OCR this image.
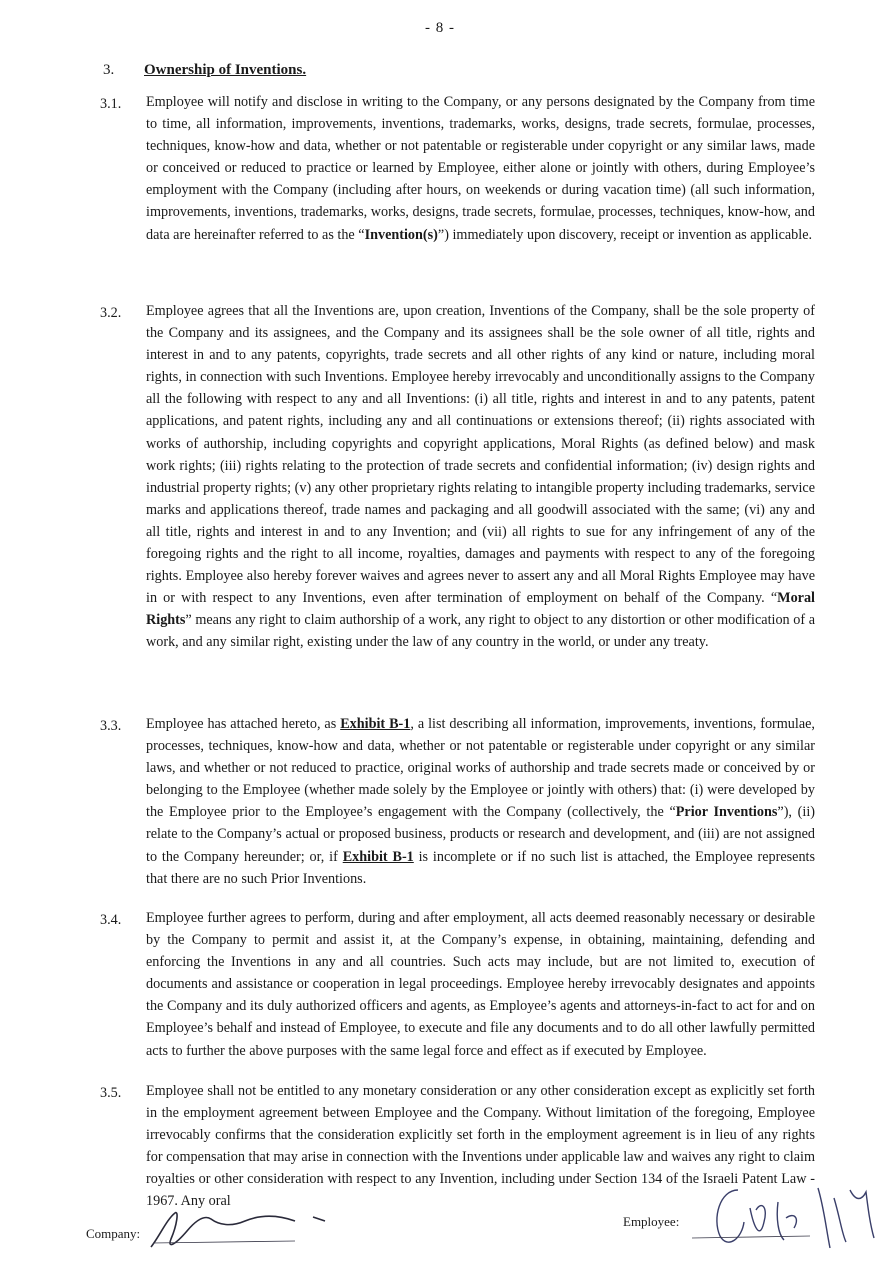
- 8 -
3.	Ownership of Inventions.
3.1.	Employee will notify and disclose in writing to the Company, or any persons designated by the Company from time to time, all information, improvements, inventions, trademarks, works, designs, trade secrets, formulae, processes, techniques, know-how and data, whether or not patentable or registerable under copyright or any similar laws, made or conceived or reduced to practice or learned by Employee, either alone or jointly with others, during Employee’s employment with the Company (including after hours, on weekends or during vacation time) (all such information, improvements, inventions, trademarks, works, designs, trade secrets, formulae, processes, techniques, know-how, and data are hereinafter referred to as the “Invention(s)”) immediately upon discovery, receipt or invention as applicable.
3.2.	Employee agrees that all the Inventions are, upon creation, Inventions of the Company, shall be the sole property of the Company and its assignees, and the Company and its assignees shall be the sole owner of all title, rights and interest in and to any patents, copyrights, trade secrets and all other rights of any kind or nature, including moral rights, in connection with such Inventions. Employee hereby irrevocably and unconditionally assigns to the Company all the following with respect to any and all Inventions: (i) all title, rights and interest in and to any patents, patent applications, and patent rights, including any and all continuations or extensions thereof; (ii) rights associated with works of authorship, including copyrights and copyright applications, Moral Rights (as defined below) and mask work rights; (iii) rights relating to the protection of trade secrets and confidential information; (iv) design rights and industrial property rights; (v) any other proprietary rights relating to intangible property including trademarks, service marks and applications thereof, trade names and packaging and all goodwill associated with the same; (vi) any and all title, rights and interest in and to any Invention; and (vii) all rights to sue for any infringement of any of the foregoing rights and the right to all income, royalties, damages and payments with respect to any of the foregoing rights. Employee also hereby forever waives and agrees never to assert any and all Moral Rights Employee may have in or with respect to any Inventions, even after termination of employment on behalf of the Company. “Moral Rights” means any right to claim authorship of a work, any right to object to any distortion or other modification of a work, and any similar right, existing under the law of any country in the world, or under any treaty.
3.3.	Employee has attached hereto, as Exhibit B-1, a list describing all information, improvements, inventions, formulae, processes, techniques, know-how and data, whether or not patentable or registerable under copyright or any similar laws, and whether or not reduced to practice, original works of authorship and trade secrets made or conceived by or belonging to the Employee (whether made solely by the Employee or jointly with others) that: (i) were developed by the Employee prior to the Employee’s engagement with the Company (collectively, the “Prior Inventions”), (ii) relate to the Company’s actual or proposed business, products or research and development, and (iii) are not assigned to the Company hereunder; or, if Exhibit B-1 is incomplete or if no such list is attached, the Employee represents that there are no such Prior Inventions.
3.4.	Employee further agrees to perform, during and after employment, all acts deemed reasonably necessary or desirable by the Company to permit and assist it, at the Company’s expense, in obtaining, maintaining, defending and enforcing the Inventions in any and all countries. Such acts may include, but are not limited to, execution of documents and assistance or cooperation in legal proceedings. Employee hereby irrevocably designates and appoints the Company and its duly authorized officers and agents, as Employee’s agents and attorneys-in-fact to act for and on Employee’s behalf and instead of Employee, to execute and file any documents and to do all other lawfully permitted acts to further the above purposes with the same legal force and effect as if executed by Employee.
3.5.	Employee shall not be entitled to any monetary consideration or any other consideration except as explicitly set forth in the employment agreement between Employee and the Company. Without limitation of the foregoing, Employee irrevocably confirms that the consideration explicitly set forth in the employment agreement is in lieu of any rights for compensation that may arise in connection with the Inventions under applicable law and waives any right to claim royalties or other consideration with respect to any Invention, including under Section 134 of the Israeli Patent Law - 1967. Any oral
Company:
Employee:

::::::::

What is being asked = Your copy of the data above should match it exactly, except that pictures are left out.

In response =
OCR this image.
- 8 -
3.	Ownership of Inventions.
3.1.	Employee will notify and disclose in writing to the Company, or any persons designated by the Company from time to time, all information, improvements, inventions, trademarks, works, designs, trade secrets, formulae, processes, techniques, know-how and data, whether or not patentable or registerable under copyright or any similar laws, made or conceived or reduced to practice or learned by Employee, either alone or jointly with others, during Employee’s employment with the Company (including after hours, on weekends or during vacation time) (all such information, improvements, inventions, trademarks, works, designs, trade secrets, formulae, processes, techniques, know-how, and data are hereinafter referred to as the “Invention(s)”) immediately upon discovery, receipt or invention as applicable.
3.2.	Employee agrees that all the Inventions are, upon creation, Inventions of the Company, shall be the sole property of the Company and its assignees, and the Company and its assignees shall be the sole owner of all title, rights and interest in and to any patents, copyrights, trade secrets and all other rights of any kind or nature, including moral rights, in connection with such Inventions. Employee hereby irrevocably and unconditionally assigns to the Company all the following with respect to any and all Inventions: (i) all title, rights and interest in and to any patents, patent applications, and patent rights, including any and all continuations or extensions thereof; (ii) rights associated with works of authorship, including copyrights and copyright applications, Moral Rights (as defined below) and mask work rights; (iii) rights relating to the protection of trade secrets and confidential information; (iv) design rights and industrial property rights; (v) any other proprietary rights relating to intangible property including trademarks, service marks and applications thereof, trade names and packaging and all goodwill associated with the same; (vi) any and all title, rights and interest in and to any Invention; and (vii) all rights to sue for any infringement of any of the foregoing rights and the right to all income, royalties, damages and payments with respect to any of the foregoing rights. Employee also hereby forever waives and agrees never to assert any and all Moral Rights Employee may have in or with respect to any Inventions, even after termination of employment on behalf of the Company. “Moral Rights” means any right to claim authorship of a work, any right to object to any distortion or other modification of a work, and any similar right, existing under the law of any country in the world, or under any treaty.
3.3.	Employee has attached hereto, as Exhibit B-1, a list describing all information, improvements, inventions, formulae, processes, techniques, know-how and data, whether or not patentable or registerable under copyright or any similar laws, and whether or not reduced to practice, original works of authorship and trade secrets made or conceived by or belonging to the Employee (whether made solely by the Employee or jointly with others) that: (i) were developed by the Employee prior to the Employee’s engagement with the Company (collectively, the “Prior Inventions”), (ii) relate to the Company’s actual or proposed business, products or research and development, and (iii) are not assigned to the Company hereunder; or, if Exhibit B-1 is incomplete or if no such list is attached, the Employee represents that there are no such Prior Inventions.
3.4.	Employee further agrees to perform, during and after employment, all acts deemed reasonably necessary or desirable by the Company to permit and assist it, at the Company’s expense, in obtaining, maintaining, defending and enforcing the Inventions in any and all countries. Such acts may include, but are not limited to, execution of documents and assistance or cooperation in legal proceedings. Employee hereby irrevocably designates and appoints the Company and its duly authorized officers and agents, as Employee’s agents and attorneys-in-fact to act for and on Employee’s behalf and instead of Employee, to execute and file any documents and to do all other lawfully permitted acts to further the above purposes with the same legal force and effect as if executed by Employee.
3.5.	Employee shall not be entitled to any monetary consideration or any other consideration except as explicitly set forth in the employment agreement between Employee and the Company. Without limitation of the foregoing, Employee irrevocably confirms that the consideration explicitly set forth in the employment agreement is in lieu of any rights for compensation that may arise in connection with the Inventions under applicable law and waives any right to claim royalties or other consideration with respect to any Invention, including under Section 134 of the Israeli Patent Law - 1967. Any oral
Company:
Employee:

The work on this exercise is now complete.